SUPPLIED DATA:
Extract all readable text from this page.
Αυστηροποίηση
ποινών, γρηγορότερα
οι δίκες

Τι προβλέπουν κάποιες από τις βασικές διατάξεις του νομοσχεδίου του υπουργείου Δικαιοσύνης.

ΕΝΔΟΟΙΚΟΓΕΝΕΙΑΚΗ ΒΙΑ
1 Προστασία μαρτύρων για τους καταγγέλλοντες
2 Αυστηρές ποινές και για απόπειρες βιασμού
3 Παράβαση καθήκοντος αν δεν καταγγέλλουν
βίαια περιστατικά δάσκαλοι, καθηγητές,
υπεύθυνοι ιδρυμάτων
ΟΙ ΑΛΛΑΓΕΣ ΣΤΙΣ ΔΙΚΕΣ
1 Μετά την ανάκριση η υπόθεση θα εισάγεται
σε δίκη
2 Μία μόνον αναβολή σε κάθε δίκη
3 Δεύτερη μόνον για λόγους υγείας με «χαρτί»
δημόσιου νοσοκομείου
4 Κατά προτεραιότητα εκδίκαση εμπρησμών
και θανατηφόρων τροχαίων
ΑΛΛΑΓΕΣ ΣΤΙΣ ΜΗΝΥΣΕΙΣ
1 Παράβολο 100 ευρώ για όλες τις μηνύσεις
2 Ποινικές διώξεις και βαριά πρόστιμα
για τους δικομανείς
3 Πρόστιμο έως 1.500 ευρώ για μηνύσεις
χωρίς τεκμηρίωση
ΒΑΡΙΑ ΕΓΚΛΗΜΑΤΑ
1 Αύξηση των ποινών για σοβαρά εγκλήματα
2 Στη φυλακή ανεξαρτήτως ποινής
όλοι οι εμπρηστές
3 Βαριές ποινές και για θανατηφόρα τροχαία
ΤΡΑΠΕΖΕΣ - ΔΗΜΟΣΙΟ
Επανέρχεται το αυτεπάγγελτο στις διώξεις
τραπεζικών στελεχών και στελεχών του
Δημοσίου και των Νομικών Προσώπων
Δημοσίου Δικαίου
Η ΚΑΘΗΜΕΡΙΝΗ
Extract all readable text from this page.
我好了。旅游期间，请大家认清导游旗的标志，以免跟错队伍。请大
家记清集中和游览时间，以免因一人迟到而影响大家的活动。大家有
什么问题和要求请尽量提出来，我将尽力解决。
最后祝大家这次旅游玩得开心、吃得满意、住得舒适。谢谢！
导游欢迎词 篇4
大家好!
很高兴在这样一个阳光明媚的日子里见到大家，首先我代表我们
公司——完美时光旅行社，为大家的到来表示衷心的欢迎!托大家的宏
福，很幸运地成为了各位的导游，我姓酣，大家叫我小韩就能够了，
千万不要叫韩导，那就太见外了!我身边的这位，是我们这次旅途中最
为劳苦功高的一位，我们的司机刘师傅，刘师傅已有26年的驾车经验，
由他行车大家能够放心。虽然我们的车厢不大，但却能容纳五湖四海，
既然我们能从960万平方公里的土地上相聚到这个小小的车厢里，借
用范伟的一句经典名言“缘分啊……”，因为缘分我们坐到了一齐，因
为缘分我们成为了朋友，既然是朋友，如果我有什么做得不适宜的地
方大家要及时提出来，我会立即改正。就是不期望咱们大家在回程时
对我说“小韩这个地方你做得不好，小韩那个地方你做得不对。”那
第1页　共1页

TASK DETAILS: Filter the entries down to the lines containing "μόνον". Copy each of those lines.

THE OUTPUT:
2 Μία μόνον αναβολή σε κάθε δίκη
3 Δεύτερη μόνον για λόγους υγείας με «χαρτί»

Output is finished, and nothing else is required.